## begin Data lines

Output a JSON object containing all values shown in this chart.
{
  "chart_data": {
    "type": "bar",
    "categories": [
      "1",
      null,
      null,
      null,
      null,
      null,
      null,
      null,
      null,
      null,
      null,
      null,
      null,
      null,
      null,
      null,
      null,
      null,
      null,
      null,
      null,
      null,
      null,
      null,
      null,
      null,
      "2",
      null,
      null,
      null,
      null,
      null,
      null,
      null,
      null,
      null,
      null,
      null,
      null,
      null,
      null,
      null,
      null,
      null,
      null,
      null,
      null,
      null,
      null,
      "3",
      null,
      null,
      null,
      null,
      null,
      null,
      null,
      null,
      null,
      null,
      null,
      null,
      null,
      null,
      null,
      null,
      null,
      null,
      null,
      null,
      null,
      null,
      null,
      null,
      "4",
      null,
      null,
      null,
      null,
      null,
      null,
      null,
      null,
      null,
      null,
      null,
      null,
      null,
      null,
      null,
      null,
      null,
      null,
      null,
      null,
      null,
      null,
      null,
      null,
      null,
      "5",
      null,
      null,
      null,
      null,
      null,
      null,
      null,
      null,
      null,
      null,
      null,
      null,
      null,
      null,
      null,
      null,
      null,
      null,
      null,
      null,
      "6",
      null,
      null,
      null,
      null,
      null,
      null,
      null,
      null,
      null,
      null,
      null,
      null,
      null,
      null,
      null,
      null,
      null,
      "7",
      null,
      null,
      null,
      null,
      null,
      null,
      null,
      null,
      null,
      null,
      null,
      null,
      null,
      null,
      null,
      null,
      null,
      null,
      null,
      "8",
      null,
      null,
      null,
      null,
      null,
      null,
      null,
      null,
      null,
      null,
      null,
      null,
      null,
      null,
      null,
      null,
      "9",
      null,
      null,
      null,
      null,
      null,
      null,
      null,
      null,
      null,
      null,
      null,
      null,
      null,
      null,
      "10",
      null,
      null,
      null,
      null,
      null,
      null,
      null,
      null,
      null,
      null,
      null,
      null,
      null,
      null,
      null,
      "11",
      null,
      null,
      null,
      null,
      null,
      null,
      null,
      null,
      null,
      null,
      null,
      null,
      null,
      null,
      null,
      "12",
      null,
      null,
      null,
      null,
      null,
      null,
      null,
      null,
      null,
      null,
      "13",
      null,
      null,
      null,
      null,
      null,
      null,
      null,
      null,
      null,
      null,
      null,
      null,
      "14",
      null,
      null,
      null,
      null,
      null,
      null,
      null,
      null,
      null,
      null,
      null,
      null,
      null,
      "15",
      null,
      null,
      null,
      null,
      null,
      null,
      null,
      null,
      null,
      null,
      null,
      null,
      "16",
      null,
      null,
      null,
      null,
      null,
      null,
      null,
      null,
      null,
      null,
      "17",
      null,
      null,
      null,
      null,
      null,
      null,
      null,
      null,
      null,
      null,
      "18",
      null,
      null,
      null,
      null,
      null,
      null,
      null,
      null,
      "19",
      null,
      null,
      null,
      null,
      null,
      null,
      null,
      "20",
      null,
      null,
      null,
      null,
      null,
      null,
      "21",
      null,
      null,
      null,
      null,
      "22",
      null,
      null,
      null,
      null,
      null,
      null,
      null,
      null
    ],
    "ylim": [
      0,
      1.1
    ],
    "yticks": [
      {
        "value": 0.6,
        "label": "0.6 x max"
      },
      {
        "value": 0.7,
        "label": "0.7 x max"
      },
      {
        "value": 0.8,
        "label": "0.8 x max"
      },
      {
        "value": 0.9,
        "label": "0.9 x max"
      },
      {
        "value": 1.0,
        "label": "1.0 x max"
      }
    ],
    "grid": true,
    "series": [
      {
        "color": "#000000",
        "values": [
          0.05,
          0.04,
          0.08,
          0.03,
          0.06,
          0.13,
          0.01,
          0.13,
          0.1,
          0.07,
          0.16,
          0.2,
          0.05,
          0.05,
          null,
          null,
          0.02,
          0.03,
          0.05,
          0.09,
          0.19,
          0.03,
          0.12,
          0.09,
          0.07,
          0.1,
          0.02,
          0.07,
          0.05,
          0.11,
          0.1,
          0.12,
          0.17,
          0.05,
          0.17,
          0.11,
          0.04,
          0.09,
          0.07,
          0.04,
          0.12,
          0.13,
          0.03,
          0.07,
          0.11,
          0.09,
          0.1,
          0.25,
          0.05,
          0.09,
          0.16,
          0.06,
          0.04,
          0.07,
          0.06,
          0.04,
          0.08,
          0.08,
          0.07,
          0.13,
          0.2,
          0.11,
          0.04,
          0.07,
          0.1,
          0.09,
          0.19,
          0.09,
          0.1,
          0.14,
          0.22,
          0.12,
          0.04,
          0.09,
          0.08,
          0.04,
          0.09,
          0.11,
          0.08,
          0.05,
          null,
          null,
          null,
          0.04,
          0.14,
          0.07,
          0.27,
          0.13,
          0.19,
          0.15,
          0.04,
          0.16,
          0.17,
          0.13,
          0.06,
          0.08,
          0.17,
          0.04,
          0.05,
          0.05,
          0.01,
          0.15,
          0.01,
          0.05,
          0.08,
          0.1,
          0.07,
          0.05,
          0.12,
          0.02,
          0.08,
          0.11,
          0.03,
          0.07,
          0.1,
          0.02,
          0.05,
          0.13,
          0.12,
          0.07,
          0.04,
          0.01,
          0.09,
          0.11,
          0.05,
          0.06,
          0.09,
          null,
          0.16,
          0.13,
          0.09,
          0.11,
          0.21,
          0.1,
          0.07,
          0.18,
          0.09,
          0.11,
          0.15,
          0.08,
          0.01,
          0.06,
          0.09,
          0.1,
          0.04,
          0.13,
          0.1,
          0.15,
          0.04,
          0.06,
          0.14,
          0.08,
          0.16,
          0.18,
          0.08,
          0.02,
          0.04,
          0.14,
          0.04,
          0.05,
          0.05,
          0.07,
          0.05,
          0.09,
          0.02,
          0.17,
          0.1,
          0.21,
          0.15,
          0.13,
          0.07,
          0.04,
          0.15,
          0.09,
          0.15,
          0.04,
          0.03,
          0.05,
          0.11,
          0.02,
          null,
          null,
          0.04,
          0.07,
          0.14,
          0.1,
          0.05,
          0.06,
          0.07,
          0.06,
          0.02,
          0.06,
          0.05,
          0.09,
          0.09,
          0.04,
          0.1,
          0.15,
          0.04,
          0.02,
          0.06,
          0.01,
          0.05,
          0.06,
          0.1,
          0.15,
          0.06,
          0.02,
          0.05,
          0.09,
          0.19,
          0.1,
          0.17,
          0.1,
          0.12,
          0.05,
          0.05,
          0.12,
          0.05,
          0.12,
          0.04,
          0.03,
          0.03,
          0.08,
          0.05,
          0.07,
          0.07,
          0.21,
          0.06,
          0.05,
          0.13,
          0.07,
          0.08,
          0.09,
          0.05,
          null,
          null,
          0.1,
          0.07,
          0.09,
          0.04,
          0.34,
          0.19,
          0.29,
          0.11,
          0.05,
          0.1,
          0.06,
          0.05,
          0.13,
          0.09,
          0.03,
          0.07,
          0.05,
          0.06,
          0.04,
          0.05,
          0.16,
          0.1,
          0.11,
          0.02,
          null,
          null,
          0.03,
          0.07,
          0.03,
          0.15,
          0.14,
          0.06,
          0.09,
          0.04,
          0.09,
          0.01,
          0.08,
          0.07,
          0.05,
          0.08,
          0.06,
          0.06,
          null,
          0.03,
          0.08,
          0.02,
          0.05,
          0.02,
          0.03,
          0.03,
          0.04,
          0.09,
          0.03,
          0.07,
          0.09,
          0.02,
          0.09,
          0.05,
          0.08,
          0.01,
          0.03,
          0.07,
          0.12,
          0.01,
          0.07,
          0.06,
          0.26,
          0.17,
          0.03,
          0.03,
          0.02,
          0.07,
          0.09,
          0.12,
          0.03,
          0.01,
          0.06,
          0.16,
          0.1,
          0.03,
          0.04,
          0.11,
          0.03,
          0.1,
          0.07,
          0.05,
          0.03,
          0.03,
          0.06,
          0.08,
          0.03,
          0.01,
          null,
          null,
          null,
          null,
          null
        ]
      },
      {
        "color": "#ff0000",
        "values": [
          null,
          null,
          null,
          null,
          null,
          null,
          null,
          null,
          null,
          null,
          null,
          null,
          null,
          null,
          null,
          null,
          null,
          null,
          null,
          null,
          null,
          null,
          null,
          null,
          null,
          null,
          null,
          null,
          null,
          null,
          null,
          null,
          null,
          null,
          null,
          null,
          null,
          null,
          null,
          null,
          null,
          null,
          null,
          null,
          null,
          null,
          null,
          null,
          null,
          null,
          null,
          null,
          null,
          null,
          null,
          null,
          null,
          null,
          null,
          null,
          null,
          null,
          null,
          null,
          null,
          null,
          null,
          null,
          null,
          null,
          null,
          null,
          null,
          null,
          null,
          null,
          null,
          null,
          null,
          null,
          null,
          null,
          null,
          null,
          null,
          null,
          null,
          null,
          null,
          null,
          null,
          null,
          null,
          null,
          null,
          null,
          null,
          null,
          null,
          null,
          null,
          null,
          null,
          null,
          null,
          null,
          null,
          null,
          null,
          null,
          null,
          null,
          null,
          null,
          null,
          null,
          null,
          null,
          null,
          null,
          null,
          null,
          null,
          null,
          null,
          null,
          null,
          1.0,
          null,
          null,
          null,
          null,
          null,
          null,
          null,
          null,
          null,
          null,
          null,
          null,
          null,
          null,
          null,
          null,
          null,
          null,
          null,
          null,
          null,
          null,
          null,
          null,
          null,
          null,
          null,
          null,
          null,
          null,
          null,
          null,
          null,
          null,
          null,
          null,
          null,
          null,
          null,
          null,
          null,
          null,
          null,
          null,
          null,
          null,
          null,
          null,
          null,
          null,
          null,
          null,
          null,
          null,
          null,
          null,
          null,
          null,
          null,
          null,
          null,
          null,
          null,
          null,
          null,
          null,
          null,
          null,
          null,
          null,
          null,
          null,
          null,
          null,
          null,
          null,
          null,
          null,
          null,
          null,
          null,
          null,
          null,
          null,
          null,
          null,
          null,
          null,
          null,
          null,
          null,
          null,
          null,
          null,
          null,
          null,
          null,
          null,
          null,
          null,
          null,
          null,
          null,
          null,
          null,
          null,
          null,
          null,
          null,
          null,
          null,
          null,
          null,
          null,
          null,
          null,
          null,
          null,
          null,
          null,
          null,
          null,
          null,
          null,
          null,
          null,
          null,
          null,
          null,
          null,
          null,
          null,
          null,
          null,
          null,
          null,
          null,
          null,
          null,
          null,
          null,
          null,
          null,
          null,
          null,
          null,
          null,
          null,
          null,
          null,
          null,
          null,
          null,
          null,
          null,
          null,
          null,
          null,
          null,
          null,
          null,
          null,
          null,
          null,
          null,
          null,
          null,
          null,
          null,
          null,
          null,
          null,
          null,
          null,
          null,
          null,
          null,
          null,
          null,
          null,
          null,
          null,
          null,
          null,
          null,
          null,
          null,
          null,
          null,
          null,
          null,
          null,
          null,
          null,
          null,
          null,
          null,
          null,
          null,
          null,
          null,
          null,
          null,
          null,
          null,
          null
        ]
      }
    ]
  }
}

## end Data lines

(Given task):
Gather all lines where the word "label" appears.

(In response):
        "label": "0.6 x max"
        "label": "0.7 x max"
        "label": "0.8 x max"
        "label": "0.9 x max"
        "label": "1.0 x max"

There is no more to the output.